• _What to do_
With the images removed, repeat the data below exactly.
>> start Dataset
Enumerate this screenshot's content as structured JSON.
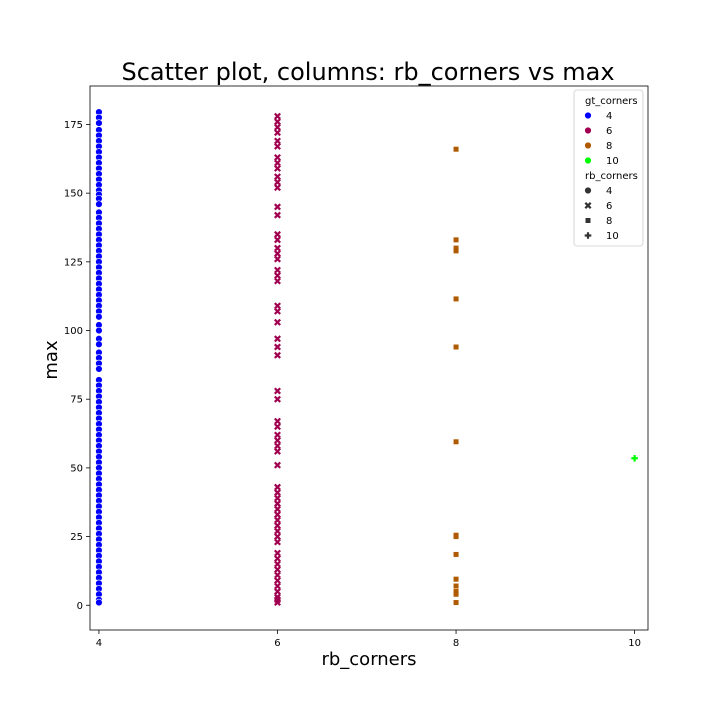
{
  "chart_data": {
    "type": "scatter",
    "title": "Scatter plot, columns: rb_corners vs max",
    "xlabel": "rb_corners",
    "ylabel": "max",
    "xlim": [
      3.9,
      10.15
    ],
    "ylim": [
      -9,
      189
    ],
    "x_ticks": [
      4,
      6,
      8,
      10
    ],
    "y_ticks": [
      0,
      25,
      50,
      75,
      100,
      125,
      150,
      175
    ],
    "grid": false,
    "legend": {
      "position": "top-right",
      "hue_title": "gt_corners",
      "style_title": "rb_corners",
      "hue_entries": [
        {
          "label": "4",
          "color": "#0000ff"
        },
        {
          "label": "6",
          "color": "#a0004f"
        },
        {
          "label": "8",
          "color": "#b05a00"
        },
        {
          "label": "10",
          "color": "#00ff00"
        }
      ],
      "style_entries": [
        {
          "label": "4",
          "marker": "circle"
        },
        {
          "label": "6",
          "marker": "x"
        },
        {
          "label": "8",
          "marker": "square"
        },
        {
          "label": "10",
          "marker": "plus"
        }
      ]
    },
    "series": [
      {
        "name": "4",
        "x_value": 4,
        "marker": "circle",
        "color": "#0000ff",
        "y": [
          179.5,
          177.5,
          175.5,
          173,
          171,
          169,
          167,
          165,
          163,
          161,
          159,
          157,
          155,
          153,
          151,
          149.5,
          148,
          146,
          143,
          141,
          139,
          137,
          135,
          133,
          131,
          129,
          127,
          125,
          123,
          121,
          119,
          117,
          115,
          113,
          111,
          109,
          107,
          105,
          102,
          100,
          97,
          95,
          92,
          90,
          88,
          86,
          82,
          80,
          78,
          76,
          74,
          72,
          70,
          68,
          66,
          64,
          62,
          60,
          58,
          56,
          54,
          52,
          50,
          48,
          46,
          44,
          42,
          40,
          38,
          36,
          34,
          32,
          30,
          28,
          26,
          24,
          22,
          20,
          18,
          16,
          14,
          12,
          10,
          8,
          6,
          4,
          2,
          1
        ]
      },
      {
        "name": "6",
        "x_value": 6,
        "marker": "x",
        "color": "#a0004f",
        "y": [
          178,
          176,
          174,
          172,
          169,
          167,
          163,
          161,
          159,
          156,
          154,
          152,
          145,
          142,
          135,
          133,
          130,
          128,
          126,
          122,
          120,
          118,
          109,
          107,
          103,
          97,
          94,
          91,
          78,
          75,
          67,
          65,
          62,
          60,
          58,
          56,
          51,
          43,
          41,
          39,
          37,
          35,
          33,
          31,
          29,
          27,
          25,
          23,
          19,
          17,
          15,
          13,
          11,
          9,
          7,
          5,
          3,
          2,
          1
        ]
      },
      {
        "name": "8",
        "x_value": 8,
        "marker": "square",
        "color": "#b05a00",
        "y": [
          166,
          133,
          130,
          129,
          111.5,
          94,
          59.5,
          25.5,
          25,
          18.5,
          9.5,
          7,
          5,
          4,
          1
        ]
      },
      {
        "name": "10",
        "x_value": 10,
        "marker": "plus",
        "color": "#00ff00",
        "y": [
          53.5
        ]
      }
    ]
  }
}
>> end Dataset
• _Result of this exercise_
Enumerate this screenshot's content as structured JSON.
{
  "chart_data": {
    "type": "scatter",
    "title": "Scatter plot, columns: rb_corners vs max",
    "xlabel": "rb_corners",
    "ylabel": "max",
    "xlim": [
      3.9,
      10.15
    ],
    "ylim": [
      -9,
      189
    ],
    "x_ticks": [
      4,
      6,
      8,
      10
    ],
    "y_ticks": [
      0,
      25,
      50,
      75,
      100,
      125,
      150,
      175
    ],
    "grid": false,
    "legend": {
      "position": "top-right",
      "hue_title": "gt_corners",
      "style_title": "rb_corners",
      "hue_entries": [
        {
          "label": "4",
          "color": "#0000ff"
        },
        {
          "label": "6",
          "color": "#a0004f"
        },
        {
          "label": "8",
          "color": "#b05a00"
        },
        {
          "label": "10",
          "color": "#00ff00"
        }
      ],
      "style_entries": [
        {
          "label": "4",
          "marker": "circle"
        },
        {
          "label": "6",
          "marker": "x"
        },
        {
          "label": "8",
          "marker": "square"
        },
        {
          "label": "10",
          "marker": "plus"
        }
      ]
    },
    "series": [
      {
        "name": "4",
        "x_value": 4,
        "marker": "circle",
        "color": "#0000ff",
        "y": [
          179.5,
          177.5,
          175.5,
          173,
          171,
          169,
          167,
          165,
          163,
          161,
          159,
          157,
          155,
          153,
          151,
          149.5,
          148,
          146,
          143,
          141,
          139,
          137,
          135,
          133,
          131,
          129,
          127,
          125,
          123,
          121,
          119,
          117,
          115,
          113,
          111,
          109,
          107,
          105,
          102,
          100,
          97,
          95,
          92,
          90,
          88,
          86,
          82,
          80,
          78,
          76,
          74,
          72,
          70,
          68,
          66,
          64,
          62,
          60,
          58,
          56,
          54,
          52,
          50,
          48,
          46,
          44,
          42,
          40,
          38,
          36,
          34,
          32,
          30,
          28,
          26,
          24,
          22,
          20,
          18,
          16,
          14,
          12,
          10,
          8,
          6,
          4,
          2,
          1
        ]
      },
      {
        "name": "6",
        "x_value": 6,
        "marker": "x",
        "color": "#a0004f",
        "y": [
          178,
          176,
          174,
          172,
          169,
          167,
          163,
          161,
          159,
          156,
          154,
          152,
          145,
          142,
          135,
          133,
          130,
          128,
          126,
          122,
          120,
          118,
          109,
          107,
          103,
          97,
          94,
          91,
          78,
          75,
          67,
          65,
          62,
          60,
          58,
          56,
          51,
          43,
          41,
          39,
          37,
          35,
          33,
          31,
          29,
          27,
          25,
          23,
          19,
          17,
          15,
          13,
          11,
          9,
          7,
          5,
          3,
          2,
          1
        ]
      },
      {
        "name": "8",
        "x_value": 8,
        "marker": "square",
        "color": "#b05a00",
        "y": [
          166,
          133,
          130,
          129,
          111.5,
          94,
          59.5,
          25.5,
          25,
          18.5,
          9.5,
          7,
          5,
          4,
          1
        ]
      },
      {
        "name": "10",
        "x_value": 10,
        "marker": "plus",
        "color": "#00ff00",
        "y": [
          53.5
        ]
      }
    ]
  }
}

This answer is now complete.